Reproduce every line of the entries below verbatim, keeping each character, space and bracket unchanged.

>> start

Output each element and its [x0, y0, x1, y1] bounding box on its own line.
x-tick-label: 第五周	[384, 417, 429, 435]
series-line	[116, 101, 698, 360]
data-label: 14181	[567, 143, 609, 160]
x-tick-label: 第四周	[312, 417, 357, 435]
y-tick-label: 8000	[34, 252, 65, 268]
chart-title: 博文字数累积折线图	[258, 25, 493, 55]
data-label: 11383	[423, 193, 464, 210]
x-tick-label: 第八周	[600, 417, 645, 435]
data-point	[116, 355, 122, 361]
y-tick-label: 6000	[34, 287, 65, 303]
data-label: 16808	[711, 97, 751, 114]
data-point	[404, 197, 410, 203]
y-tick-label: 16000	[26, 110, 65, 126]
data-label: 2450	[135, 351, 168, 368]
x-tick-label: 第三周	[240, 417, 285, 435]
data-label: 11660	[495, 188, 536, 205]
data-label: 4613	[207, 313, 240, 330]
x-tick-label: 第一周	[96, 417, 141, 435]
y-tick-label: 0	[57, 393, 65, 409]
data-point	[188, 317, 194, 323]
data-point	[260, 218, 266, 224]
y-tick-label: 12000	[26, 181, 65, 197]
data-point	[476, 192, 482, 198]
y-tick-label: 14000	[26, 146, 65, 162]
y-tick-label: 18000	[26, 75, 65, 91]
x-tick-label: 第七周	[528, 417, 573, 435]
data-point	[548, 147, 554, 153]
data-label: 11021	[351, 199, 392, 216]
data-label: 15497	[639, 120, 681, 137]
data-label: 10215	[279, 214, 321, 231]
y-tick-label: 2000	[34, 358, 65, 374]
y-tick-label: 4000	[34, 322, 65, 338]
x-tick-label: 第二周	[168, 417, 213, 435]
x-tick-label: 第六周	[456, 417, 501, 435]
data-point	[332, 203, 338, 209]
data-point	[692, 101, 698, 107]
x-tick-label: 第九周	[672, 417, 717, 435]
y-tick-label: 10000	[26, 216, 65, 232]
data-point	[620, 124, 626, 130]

>> end

Written response |
Output each element and its [x0, y0, x1, y1] bounding box on its own line.
x-tick-label: 第五周	[384, 417, 429, 435]
series-line	[116, 101, 698, 360]
data-label: 14181	[567, 143, 609, 160]
x-tick-label: 第四周	[312, 417, 357, 435]
y-tick-label: 8000	[34, 252, 65, 268]
chart-title: 博文字数累积折线图	[258, 25, 493, 55]
data-label: 11383	[423, 193, 464, 210]
x-tick-label: 第八周	[600, 417, 645, 435]
data-point	[116, 355, 122, 361]
y-tick-label: 6000	[34, 287, 65, 303]
data-label: 16808	[711, 97, 751, 114]
data-point	[404, 197, 410, 203]
y-tick-label: 16000	[26, 110, 65, 126]
data-label: 2450	[135, 351, 168, 368]
x-tick-label: 第三周	[240, 417, 285, 435]
data-label: 11660	[495, 188, 536, 205]
data-label: 4613	[207, 313, 240, 330]
x-tick-label: 第一周	[96, 417, 141, 435]
y-tick-label: 0	[57, 393, 65, 409]
data-point	[188, 317, 194, 323]
data-point	[260, 218, 266, 224]
y-tick-label: 12000	[26, 181, 65, 197]
data-point	[476, 192, 482, 198]
y-tick-label: 14000	[26, 146, 65, 162]
y-tick-label: 18000	[26, 75, 65, 91]
x-tick-label: 第七周	[528, 417, 573, 435]
data-point	[548, 147, 554, 153]
data-label: 11021	[351, 199, 392, 216]
data-label: 15497	[639, 120, 681, 137]
data-label: 10215	[279, 214, 321, 231]
y-tick-label: 2000	[34, 358, 65, 374]
y-tick-label: 4000	[34, 322, 65, 338]
x-tick-label: 第二周	[168, 417, 213, 435]
x-tick-label: 第六周	[456, 417, 501, 435]
data-point	[332, 203, 338, 209]
data-point	[692, 101, 698, 107]
x-tick-label: 第九周	[672, 417, 717, 435]
y-tick-label: 10000	[26, 216, 65, 232]
data-point	[620, 124, 626, 130]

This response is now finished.